## Items listed in a dataset
++++++++

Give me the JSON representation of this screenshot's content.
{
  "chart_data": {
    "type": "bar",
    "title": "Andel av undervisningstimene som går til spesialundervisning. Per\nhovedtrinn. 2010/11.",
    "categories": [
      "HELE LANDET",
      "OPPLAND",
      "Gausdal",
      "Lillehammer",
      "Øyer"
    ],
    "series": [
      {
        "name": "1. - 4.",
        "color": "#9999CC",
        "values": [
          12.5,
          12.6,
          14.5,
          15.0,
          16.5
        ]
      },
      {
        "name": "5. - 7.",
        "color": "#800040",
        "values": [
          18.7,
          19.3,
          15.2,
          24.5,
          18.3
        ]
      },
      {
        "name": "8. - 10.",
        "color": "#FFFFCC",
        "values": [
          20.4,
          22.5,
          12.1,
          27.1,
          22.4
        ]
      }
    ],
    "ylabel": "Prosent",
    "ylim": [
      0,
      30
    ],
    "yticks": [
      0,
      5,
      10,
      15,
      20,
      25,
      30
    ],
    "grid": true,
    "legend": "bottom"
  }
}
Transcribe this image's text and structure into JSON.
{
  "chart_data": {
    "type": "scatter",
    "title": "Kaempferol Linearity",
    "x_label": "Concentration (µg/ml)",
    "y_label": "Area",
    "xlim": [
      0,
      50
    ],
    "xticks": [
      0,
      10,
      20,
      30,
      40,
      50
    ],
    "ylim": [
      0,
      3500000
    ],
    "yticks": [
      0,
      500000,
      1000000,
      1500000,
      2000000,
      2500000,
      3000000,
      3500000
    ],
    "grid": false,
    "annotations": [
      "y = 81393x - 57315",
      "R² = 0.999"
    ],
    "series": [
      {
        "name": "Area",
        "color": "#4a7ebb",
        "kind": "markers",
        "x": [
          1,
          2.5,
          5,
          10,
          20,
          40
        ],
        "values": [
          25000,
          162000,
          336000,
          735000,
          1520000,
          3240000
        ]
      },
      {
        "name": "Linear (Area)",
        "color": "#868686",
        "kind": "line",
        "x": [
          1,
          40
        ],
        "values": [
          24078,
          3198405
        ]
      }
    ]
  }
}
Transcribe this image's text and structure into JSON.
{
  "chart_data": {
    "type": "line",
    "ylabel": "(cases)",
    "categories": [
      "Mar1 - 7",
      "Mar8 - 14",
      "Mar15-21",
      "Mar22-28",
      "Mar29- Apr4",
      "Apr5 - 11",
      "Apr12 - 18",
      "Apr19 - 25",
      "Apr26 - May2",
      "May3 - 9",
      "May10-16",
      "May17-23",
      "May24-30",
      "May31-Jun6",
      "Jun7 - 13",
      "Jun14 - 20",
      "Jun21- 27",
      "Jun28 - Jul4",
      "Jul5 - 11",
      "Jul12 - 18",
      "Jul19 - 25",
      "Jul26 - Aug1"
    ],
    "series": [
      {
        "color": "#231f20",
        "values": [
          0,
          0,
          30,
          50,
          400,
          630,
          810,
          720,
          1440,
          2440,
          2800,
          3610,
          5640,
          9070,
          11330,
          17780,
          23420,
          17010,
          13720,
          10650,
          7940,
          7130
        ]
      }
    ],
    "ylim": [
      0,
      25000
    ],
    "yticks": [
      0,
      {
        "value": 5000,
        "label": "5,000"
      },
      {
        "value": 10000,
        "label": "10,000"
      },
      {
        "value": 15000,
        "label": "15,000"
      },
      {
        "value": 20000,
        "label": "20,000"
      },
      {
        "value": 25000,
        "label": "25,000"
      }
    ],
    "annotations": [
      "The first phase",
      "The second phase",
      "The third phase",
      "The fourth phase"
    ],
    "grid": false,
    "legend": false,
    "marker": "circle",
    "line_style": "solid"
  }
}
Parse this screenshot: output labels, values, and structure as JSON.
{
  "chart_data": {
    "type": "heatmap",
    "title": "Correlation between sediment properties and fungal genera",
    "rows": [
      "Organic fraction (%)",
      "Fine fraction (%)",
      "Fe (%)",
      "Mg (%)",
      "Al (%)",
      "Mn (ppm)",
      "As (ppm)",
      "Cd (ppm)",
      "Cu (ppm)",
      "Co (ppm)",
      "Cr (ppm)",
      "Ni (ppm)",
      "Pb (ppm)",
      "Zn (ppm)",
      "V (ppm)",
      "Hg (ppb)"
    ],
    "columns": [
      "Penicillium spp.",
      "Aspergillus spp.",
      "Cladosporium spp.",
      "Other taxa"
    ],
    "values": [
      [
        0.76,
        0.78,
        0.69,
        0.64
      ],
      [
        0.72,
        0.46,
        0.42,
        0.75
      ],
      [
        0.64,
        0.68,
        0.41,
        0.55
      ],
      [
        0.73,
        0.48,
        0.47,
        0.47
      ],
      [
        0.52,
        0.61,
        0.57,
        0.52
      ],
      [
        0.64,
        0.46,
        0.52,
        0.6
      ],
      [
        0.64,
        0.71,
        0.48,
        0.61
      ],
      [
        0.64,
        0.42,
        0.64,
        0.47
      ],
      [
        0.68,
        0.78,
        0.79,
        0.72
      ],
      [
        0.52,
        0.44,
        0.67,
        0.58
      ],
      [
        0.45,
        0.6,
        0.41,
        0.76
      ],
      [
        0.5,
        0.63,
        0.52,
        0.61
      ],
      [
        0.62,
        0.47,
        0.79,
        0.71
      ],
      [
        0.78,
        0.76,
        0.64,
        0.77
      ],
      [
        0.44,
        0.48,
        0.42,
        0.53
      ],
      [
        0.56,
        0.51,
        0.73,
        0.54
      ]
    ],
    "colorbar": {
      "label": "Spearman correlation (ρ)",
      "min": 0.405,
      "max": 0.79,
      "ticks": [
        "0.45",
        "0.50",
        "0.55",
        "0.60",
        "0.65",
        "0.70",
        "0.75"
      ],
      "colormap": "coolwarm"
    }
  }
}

++++++++

## Description of the task
Find the word "this" and list each line it appears in.

## Answer
Give me the JSON representation of this screenshot's content.
Transcribe this image's text and structure into JSON.
Transcribe this image's text and structure into JSON.
Parse this screenshot: output labels, values, and structure as JSON.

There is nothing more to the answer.